● Instructions for the task: Please copy the lines below exactly, from the line with "legend-label-ornl: ORNL xyxy=(318,628,380,653)" up to and including the line with "legend-ornl-marker xyxy=(267,616,285,668)".

● Data shown:

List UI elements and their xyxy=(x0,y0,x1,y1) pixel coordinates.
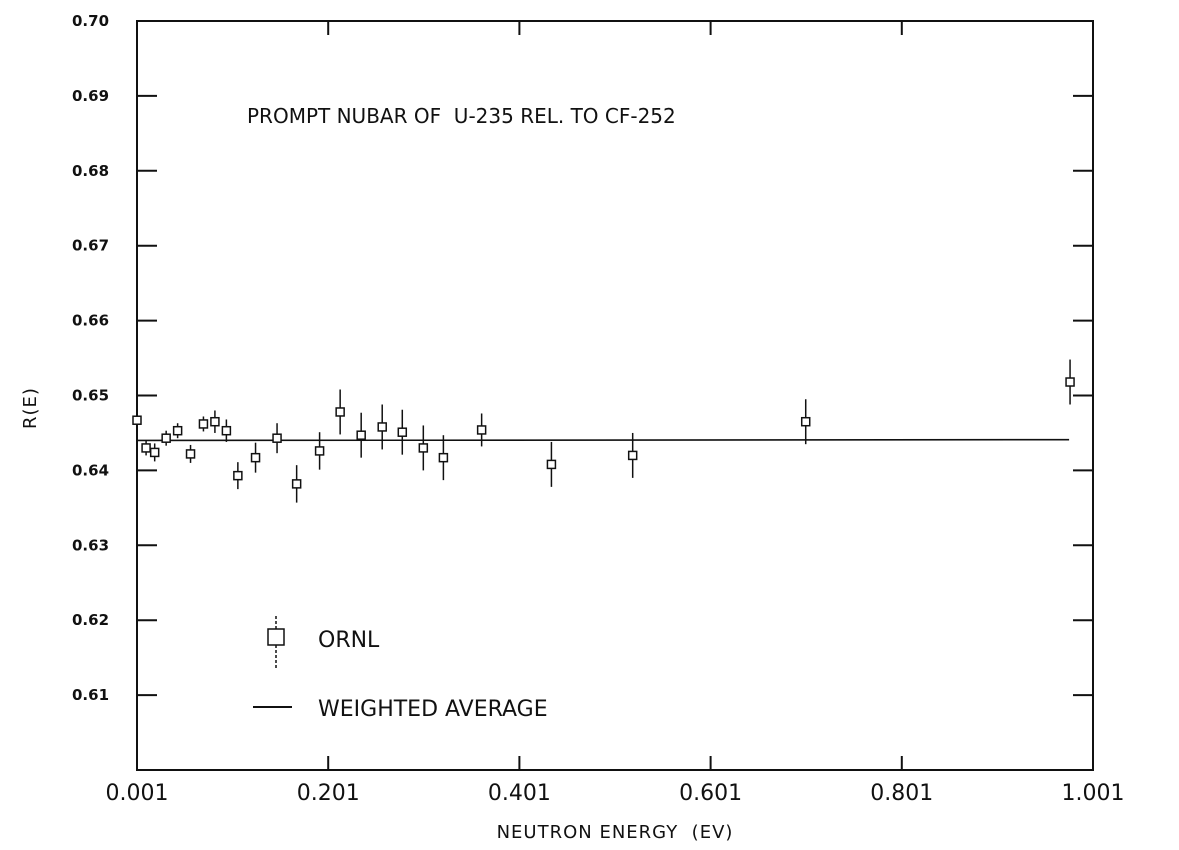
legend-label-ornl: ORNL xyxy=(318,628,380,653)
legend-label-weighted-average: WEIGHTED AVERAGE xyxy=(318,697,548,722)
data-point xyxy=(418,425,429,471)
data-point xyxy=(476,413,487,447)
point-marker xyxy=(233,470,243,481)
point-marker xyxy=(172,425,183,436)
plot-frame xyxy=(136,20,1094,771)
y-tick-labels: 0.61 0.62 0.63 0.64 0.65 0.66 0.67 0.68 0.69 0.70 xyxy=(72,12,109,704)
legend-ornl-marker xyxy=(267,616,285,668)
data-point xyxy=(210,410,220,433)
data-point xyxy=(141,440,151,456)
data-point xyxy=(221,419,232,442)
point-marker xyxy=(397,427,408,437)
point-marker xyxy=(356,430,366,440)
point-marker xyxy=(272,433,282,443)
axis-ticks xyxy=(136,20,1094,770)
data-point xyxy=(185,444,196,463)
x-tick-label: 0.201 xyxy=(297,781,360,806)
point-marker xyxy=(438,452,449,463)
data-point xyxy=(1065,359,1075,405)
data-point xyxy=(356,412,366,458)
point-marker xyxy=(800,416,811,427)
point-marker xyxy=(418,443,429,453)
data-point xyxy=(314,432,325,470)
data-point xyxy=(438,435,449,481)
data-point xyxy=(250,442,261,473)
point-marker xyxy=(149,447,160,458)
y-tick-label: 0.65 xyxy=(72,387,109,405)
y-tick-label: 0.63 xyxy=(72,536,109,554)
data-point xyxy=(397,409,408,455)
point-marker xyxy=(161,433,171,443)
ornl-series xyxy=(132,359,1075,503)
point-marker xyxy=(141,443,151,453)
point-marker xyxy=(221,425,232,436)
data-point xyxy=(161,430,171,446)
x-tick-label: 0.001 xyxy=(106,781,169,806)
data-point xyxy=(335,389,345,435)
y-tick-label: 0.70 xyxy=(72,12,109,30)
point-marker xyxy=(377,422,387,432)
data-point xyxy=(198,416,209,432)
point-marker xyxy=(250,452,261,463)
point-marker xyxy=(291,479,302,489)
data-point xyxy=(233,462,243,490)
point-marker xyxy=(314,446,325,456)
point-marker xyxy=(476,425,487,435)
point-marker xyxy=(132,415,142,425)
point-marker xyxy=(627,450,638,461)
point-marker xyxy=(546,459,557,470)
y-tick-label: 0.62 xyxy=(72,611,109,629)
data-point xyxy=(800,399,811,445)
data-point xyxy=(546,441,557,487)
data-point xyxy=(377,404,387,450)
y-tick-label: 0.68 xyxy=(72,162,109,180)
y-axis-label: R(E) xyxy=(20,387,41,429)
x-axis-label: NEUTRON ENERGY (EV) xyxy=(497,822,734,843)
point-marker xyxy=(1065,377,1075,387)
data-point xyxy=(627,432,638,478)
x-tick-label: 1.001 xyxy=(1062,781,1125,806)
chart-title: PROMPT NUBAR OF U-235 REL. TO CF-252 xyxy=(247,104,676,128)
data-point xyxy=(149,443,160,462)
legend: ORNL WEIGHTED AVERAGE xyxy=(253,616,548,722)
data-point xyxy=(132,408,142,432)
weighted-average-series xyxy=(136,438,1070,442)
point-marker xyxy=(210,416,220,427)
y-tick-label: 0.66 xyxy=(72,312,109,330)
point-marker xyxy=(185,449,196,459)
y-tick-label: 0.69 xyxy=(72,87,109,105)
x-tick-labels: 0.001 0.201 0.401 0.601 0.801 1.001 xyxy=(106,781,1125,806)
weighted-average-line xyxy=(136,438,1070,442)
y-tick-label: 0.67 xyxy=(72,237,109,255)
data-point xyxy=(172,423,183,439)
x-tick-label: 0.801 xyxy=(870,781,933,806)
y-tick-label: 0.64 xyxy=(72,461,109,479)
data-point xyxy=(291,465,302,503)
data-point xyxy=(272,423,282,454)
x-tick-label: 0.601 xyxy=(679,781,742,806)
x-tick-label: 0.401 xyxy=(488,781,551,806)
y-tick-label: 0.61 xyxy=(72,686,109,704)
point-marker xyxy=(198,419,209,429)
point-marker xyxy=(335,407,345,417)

...

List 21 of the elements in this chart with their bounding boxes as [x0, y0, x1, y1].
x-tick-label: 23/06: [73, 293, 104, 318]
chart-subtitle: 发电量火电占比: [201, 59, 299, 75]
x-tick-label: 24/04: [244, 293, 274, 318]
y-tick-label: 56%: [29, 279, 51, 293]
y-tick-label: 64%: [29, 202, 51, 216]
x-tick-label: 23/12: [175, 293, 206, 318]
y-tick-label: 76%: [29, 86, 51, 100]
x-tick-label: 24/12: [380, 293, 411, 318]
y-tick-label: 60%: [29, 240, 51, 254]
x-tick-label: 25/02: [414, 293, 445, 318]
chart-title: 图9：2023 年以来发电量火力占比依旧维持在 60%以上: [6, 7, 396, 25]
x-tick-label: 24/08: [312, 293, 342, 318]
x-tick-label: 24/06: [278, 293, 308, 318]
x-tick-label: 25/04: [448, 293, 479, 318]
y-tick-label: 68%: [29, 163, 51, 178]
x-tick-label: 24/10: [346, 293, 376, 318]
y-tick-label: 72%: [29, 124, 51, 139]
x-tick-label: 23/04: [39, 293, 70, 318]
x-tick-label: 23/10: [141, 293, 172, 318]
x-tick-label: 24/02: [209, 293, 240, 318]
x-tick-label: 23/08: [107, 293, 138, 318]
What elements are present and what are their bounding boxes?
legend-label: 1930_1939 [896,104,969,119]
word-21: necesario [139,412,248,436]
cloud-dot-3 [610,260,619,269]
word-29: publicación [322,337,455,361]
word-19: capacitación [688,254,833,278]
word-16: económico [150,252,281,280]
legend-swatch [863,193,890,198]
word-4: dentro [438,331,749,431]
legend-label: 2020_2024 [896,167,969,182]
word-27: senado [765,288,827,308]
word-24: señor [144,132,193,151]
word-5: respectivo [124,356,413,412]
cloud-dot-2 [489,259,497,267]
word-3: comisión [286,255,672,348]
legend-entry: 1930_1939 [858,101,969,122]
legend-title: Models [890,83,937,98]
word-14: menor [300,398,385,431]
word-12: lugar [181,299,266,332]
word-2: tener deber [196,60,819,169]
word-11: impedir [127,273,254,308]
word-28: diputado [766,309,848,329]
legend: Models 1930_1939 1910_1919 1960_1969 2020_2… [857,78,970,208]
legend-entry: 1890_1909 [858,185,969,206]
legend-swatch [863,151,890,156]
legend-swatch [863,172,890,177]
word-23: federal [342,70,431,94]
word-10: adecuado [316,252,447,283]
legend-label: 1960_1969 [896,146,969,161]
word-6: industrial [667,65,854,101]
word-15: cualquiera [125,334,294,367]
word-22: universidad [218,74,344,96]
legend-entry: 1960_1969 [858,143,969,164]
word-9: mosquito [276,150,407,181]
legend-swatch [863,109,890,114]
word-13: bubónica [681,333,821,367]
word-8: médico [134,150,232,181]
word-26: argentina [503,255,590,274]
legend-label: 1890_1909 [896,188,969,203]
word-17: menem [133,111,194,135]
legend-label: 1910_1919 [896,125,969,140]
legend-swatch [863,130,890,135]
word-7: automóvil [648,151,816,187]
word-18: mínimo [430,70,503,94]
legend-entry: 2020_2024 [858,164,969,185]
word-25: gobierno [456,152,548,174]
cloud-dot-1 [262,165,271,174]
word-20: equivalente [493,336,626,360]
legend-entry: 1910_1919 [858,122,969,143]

...

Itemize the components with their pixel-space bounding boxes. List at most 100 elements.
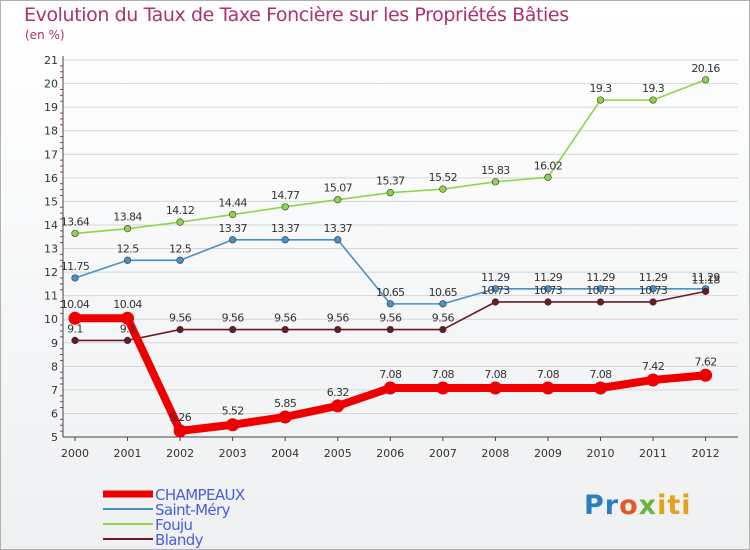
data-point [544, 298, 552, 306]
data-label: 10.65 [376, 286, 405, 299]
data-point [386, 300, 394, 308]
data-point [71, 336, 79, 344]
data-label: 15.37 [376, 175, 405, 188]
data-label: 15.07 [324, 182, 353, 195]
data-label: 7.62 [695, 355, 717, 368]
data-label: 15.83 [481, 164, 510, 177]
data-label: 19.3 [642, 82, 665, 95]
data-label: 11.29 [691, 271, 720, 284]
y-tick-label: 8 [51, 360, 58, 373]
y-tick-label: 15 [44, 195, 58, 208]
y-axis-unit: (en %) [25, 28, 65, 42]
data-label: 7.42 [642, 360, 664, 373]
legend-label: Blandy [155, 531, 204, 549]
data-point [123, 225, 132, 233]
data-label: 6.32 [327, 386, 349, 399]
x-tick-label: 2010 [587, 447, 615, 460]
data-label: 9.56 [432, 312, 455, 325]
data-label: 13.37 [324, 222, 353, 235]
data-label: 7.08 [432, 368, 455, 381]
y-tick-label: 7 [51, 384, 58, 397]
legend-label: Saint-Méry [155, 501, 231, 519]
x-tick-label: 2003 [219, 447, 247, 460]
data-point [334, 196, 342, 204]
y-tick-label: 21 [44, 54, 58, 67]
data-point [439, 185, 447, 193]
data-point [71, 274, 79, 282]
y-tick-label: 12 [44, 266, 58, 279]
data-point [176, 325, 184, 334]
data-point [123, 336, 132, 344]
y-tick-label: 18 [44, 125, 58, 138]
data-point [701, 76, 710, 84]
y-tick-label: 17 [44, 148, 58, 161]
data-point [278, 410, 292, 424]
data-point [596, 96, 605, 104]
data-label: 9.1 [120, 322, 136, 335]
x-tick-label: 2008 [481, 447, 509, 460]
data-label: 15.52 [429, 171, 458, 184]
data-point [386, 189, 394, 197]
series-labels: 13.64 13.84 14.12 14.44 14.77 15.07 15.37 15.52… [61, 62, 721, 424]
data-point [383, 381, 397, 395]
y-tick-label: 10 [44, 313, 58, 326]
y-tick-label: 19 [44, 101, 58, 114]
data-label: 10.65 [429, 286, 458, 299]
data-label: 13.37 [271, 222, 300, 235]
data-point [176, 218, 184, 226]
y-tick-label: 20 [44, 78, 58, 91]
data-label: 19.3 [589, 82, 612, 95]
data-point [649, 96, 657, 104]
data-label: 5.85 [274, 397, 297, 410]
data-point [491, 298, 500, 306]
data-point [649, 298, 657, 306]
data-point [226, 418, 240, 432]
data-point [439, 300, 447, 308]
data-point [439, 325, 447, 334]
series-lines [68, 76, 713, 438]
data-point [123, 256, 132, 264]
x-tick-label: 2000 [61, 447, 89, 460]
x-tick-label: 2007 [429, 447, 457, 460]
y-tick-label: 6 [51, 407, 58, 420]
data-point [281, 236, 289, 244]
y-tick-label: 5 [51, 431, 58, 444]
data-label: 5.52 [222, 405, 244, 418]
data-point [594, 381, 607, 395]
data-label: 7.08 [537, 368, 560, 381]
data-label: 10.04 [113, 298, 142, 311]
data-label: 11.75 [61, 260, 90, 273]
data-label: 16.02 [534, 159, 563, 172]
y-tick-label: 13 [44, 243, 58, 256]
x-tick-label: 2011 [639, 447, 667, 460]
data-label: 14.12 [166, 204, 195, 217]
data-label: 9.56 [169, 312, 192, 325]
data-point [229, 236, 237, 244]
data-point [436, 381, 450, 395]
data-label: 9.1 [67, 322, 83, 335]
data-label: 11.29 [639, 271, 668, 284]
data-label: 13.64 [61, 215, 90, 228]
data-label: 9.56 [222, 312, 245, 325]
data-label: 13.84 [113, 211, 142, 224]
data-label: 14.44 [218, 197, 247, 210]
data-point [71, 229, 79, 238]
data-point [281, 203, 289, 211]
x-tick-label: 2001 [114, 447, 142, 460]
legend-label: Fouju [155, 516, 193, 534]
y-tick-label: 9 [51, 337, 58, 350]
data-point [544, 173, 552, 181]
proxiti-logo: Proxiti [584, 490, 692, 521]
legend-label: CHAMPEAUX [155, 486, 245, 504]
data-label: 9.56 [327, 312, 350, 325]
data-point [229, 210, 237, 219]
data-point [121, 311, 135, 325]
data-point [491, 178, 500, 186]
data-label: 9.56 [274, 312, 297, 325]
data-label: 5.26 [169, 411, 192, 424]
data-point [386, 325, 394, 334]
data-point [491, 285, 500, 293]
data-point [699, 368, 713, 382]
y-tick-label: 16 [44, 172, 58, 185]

● Solution to this problem:
legend-label-ornl: ORNL xyxy=(318,628,380,653)
legend-label-weighted-average: WEIGHTED AVERAGE xyxy=(318,697,548,722)
data-point xyxy=(418,425,429,471)
data-point xyxy=(476,413,487,447)
point-marker xyxy=(233,470,243,481)
point-marker xyxy=(172,425,183,436)
plot-frame xyxy=(136,20,1094,771)
y-tick-labels: 0.61 0.62 0.63 0.64 0.65 0.66 0.67 0.68 0.69 0.70 xyxy=(72,12,109,704)
legend-ornl-marker xyxy=(267,616,285,668)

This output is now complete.